__Task statement__: Looking at the data below, count the lines that contain the string "hold". Write only the total.

__Given data__:
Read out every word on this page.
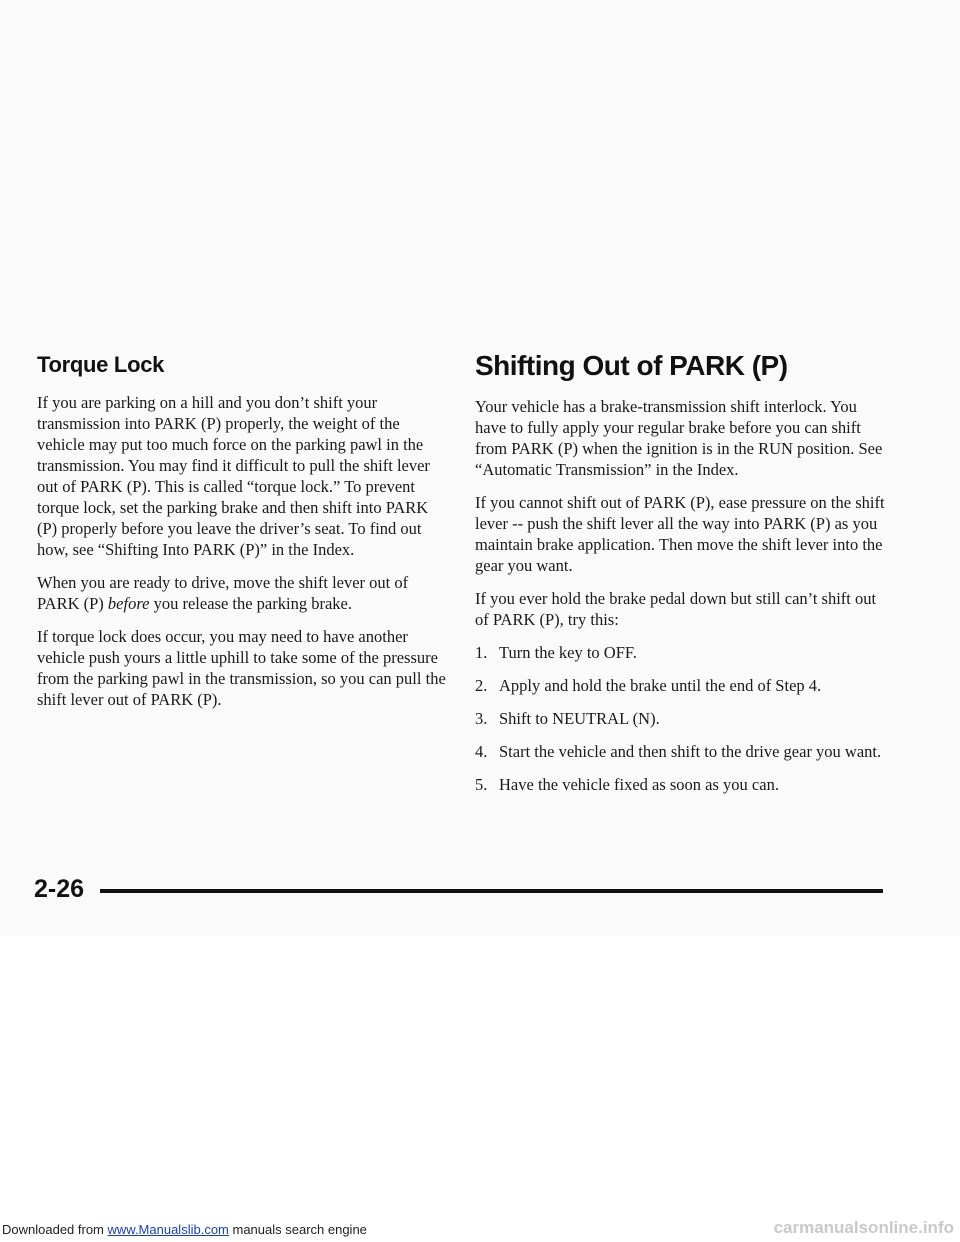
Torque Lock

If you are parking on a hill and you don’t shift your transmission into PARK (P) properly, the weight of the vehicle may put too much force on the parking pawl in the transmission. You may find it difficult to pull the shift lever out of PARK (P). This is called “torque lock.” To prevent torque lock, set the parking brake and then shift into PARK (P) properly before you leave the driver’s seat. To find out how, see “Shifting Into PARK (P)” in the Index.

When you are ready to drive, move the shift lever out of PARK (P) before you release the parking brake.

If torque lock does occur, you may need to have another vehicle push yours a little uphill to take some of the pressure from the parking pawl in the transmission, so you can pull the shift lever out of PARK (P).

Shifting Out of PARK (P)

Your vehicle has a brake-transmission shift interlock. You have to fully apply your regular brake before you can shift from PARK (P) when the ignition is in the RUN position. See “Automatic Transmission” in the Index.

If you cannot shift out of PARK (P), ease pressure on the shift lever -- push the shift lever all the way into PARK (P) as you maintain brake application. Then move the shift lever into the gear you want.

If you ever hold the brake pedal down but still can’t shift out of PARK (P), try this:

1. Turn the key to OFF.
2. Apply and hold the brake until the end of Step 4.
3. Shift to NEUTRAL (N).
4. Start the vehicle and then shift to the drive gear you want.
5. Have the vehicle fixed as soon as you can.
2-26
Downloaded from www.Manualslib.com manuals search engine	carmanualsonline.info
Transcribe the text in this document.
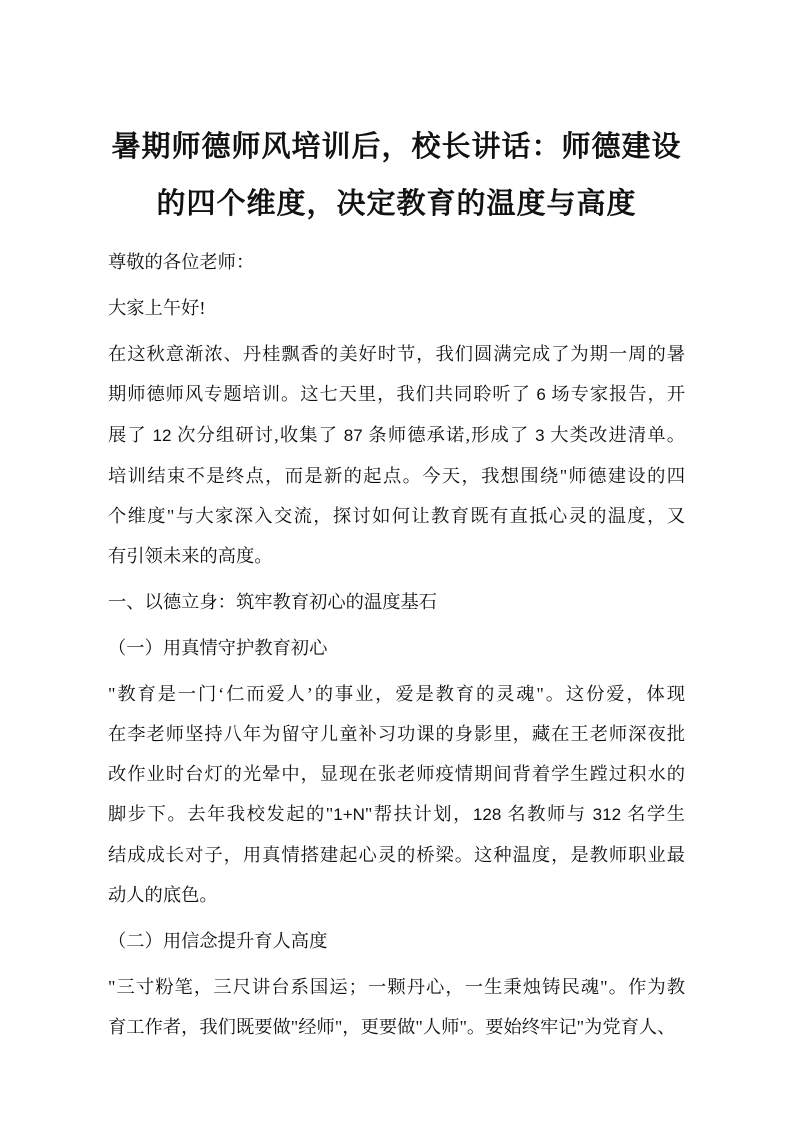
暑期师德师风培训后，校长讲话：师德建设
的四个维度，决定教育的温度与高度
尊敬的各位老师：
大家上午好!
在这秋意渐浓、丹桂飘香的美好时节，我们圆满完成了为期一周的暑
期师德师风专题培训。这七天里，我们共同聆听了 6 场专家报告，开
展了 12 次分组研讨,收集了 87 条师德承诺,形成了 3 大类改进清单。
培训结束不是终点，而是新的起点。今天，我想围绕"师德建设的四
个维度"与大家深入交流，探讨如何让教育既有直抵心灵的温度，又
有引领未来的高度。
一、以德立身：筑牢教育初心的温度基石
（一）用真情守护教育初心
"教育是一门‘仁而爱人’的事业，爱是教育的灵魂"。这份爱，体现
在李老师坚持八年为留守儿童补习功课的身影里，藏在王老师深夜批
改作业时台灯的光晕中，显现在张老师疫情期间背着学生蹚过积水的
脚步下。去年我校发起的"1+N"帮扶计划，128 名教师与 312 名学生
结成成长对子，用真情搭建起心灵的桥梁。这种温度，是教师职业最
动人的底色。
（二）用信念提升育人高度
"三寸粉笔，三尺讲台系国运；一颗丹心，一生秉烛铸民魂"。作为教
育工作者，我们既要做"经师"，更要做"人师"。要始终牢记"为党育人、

__Written solution__: 2